**** Stored data ****

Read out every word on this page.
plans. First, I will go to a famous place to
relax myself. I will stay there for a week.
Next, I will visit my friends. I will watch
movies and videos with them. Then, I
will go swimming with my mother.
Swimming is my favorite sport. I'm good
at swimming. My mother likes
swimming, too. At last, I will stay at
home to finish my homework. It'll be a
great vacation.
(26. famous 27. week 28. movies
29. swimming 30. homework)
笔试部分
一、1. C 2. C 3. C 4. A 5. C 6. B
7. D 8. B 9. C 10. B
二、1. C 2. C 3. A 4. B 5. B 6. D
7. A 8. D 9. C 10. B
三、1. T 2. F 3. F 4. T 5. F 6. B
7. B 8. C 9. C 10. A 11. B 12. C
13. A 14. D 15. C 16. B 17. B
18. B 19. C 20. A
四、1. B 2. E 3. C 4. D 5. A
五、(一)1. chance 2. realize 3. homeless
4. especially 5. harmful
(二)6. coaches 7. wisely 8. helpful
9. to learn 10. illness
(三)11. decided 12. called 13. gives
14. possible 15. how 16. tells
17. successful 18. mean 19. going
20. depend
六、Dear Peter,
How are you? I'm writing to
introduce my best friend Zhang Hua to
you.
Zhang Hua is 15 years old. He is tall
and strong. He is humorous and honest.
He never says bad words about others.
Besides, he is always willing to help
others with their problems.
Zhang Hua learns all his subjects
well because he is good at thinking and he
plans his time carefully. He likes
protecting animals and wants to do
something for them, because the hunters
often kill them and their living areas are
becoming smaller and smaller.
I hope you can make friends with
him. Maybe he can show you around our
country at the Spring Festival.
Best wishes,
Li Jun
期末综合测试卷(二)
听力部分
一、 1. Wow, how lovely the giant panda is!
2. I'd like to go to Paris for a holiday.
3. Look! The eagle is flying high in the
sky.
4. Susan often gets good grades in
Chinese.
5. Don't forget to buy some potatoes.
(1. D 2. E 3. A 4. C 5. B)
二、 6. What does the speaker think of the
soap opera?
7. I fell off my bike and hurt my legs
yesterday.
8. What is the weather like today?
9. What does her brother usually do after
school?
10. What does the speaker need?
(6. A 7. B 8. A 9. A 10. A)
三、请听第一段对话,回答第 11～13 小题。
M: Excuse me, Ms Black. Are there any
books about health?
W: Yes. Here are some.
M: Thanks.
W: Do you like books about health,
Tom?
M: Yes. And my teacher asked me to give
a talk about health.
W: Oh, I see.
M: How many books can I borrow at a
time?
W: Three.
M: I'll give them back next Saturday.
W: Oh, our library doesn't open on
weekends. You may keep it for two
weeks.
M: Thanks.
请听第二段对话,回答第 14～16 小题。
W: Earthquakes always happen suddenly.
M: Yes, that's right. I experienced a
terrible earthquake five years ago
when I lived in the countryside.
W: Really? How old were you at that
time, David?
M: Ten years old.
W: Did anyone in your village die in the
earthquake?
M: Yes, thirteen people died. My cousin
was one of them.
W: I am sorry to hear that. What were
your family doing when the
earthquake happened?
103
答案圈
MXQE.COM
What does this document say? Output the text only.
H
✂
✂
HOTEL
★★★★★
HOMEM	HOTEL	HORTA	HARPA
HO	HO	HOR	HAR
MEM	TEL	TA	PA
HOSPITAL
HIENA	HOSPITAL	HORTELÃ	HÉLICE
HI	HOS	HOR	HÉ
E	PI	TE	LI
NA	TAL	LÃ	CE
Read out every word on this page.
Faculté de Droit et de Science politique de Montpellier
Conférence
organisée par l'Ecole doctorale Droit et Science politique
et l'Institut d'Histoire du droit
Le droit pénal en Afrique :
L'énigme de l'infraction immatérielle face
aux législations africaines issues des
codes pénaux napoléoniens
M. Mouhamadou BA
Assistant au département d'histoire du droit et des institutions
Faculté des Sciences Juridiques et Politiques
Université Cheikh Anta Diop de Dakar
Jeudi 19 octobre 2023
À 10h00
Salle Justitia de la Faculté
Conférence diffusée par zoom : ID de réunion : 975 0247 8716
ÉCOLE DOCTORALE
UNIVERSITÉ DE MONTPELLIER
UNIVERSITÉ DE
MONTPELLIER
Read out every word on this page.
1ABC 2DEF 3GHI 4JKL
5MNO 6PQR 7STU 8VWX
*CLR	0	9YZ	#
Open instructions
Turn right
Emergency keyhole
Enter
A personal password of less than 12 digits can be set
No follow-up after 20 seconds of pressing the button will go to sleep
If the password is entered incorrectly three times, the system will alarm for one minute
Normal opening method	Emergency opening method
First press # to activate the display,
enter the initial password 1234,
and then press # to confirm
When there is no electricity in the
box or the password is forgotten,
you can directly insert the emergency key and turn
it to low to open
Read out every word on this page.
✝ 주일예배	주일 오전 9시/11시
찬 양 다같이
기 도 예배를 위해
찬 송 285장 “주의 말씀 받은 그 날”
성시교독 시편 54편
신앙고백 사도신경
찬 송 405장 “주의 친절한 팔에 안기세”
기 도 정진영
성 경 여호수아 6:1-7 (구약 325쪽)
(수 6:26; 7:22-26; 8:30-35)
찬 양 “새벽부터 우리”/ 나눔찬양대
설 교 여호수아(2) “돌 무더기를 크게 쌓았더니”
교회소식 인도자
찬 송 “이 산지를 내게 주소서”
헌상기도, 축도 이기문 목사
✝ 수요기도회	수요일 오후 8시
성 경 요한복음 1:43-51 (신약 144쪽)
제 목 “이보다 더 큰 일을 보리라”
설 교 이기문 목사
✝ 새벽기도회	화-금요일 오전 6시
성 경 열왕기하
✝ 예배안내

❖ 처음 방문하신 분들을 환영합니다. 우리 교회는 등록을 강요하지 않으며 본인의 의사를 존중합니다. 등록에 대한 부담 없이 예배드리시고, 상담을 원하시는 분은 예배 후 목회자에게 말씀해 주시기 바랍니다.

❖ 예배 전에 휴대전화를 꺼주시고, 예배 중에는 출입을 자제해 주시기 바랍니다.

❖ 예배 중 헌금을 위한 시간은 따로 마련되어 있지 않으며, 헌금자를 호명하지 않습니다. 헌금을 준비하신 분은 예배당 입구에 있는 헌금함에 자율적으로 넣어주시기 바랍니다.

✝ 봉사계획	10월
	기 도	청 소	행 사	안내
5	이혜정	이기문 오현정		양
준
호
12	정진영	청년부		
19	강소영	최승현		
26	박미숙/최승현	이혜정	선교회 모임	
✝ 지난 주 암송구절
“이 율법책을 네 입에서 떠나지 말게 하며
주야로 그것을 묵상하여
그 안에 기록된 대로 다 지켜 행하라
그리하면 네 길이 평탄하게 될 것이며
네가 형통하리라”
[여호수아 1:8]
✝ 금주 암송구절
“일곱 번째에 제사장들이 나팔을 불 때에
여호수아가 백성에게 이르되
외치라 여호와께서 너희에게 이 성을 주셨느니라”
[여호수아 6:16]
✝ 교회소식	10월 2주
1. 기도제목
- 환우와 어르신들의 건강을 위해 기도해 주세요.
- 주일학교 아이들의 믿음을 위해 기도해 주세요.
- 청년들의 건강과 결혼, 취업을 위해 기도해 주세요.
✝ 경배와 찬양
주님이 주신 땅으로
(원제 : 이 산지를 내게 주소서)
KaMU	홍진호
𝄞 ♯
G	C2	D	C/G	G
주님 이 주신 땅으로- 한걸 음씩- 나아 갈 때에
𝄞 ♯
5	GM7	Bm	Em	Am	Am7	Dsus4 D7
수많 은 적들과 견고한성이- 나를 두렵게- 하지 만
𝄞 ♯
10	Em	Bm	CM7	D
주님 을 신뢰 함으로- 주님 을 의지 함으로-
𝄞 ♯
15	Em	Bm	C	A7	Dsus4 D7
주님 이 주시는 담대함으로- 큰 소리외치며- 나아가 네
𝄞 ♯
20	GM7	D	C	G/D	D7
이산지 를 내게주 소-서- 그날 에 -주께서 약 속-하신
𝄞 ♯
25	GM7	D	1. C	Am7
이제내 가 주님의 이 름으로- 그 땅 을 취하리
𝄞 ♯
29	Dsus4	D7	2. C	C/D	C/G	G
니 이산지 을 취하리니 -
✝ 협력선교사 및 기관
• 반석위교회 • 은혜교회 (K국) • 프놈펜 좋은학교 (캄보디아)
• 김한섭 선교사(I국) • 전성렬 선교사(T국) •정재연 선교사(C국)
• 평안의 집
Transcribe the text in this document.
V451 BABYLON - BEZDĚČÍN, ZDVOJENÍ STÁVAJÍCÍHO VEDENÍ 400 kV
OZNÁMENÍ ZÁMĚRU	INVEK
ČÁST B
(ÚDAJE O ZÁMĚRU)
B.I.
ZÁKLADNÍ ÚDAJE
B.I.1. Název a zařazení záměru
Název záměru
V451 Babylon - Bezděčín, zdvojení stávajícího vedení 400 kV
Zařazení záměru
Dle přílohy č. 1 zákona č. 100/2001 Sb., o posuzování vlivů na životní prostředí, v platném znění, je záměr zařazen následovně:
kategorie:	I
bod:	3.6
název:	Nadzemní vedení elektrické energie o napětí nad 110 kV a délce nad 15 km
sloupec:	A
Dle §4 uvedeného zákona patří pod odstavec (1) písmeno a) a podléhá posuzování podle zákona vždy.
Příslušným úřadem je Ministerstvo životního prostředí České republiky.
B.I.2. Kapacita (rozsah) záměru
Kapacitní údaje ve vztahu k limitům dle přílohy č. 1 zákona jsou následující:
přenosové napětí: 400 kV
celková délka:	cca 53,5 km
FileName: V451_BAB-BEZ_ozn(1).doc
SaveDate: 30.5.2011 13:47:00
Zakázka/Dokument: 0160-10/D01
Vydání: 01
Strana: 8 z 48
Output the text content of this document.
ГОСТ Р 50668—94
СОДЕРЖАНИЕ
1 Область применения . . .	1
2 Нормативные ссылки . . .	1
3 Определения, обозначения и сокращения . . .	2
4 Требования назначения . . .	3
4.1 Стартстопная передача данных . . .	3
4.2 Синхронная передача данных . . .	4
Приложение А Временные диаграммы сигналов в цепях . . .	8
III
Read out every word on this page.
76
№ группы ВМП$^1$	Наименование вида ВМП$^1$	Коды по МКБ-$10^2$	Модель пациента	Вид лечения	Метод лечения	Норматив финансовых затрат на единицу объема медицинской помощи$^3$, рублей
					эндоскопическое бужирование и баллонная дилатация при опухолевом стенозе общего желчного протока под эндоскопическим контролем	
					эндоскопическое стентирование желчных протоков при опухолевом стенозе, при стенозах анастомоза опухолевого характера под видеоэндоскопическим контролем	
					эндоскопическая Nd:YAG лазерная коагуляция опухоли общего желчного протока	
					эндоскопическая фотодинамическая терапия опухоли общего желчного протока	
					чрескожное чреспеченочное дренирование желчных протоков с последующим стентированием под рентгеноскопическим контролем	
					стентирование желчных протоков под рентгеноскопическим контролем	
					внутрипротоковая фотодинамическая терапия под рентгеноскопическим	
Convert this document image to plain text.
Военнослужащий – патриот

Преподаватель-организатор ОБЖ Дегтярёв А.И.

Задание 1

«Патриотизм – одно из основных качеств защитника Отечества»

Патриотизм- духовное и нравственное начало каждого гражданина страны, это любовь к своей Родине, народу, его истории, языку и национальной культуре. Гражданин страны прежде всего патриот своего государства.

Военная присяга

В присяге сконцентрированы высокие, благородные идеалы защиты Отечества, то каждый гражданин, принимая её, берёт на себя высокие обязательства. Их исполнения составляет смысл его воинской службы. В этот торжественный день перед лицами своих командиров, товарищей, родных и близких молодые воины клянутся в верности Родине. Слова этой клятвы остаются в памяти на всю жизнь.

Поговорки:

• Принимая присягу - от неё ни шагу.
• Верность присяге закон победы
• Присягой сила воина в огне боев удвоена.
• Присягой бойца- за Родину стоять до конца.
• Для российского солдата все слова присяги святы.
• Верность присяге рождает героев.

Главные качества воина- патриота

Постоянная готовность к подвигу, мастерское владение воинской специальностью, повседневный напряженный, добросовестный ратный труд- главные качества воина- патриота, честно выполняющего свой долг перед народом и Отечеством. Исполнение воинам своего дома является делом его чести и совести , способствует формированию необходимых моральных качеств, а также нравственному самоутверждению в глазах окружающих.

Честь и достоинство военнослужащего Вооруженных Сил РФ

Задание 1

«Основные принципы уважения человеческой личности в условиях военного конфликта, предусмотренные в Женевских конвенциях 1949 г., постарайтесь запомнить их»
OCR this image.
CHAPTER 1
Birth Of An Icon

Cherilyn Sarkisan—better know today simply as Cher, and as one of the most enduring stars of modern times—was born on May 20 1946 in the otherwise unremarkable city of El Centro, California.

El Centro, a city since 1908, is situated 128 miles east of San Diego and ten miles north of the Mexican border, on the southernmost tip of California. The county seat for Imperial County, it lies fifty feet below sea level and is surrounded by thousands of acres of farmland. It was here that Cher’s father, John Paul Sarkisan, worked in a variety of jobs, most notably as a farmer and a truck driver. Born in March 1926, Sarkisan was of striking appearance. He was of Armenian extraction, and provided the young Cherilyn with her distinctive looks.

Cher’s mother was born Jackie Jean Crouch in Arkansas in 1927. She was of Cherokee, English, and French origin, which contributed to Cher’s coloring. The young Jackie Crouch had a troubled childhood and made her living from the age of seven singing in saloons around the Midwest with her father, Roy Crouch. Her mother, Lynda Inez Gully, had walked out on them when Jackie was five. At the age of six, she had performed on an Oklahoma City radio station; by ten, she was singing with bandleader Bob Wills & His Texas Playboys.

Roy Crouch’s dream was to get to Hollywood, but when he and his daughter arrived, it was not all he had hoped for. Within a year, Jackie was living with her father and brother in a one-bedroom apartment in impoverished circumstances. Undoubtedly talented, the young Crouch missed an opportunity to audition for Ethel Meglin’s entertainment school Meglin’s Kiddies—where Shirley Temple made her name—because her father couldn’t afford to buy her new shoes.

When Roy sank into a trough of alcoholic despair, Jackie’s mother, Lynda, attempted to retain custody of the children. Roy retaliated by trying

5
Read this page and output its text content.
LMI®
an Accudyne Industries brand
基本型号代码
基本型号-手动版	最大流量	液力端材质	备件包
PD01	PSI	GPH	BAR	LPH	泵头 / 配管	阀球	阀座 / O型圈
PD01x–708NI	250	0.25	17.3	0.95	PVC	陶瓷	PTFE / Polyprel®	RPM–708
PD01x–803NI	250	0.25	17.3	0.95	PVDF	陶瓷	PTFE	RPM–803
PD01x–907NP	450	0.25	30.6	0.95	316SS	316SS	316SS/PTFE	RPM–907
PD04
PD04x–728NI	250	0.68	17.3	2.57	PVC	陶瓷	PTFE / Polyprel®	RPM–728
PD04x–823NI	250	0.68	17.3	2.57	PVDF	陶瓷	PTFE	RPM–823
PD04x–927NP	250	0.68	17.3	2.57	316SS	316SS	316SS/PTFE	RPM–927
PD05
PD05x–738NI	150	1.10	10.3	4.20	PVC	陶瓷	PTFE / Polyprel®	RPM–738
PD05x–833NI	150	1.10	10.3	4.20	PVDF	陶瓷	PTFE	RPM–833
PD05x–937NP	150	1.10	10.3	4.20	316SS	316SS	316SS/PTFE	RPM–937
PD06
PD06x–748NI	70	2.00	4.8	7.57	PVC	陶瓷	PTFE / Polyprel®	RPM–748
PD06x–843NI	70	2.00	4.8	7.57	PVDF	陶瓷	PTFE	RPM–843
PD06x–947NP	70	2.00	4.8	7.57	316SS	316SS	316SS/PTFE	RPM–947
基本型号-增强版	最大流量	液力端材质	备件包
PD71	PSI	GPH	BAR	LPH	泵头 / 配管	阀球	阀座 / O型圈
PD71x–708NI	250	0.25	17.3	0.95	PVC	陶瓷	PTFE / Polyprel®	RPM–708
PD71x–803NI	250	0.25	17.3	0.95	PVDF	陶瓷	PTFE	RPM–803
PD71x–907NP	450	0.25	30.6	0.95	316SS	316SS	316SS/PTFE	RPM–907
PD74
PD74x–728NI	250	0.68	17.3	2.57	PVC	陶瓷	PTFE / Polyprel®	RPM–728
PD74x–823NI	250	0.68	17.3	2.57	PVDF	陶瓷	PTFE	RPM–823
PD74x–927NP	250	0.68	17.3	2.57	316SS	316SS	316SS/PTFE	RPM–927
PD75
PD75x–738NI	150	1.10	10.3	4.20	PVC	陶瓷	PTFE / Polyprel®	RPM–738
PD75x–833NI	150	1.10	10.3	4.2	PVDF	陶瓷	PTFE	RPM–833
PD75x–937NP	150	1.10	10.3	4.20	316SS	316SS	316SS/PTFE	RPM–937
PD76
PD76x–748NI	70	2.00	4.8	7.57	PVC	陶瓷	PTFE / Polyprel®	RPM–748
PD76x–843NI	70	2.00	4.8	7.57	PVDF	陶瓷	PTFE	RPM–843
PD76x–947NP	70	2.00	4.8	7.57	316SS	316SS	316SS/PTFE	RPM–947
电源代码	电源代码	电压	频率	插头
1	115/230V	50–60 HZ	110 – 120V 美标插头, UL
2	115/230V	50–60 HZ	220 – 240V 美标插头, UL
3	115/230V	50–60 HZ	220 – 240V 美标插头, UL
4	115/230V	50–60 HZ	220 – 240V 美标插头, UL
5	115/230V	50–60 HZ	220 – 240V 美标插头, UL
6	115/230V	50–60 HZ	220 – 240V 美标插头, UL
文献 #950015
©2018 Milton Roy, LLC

****

Task brief | Scan the material above. Copy each line that holds the word "Верность".

In response |
• Верность присяге закон победы
• Верность присяге рождает героев.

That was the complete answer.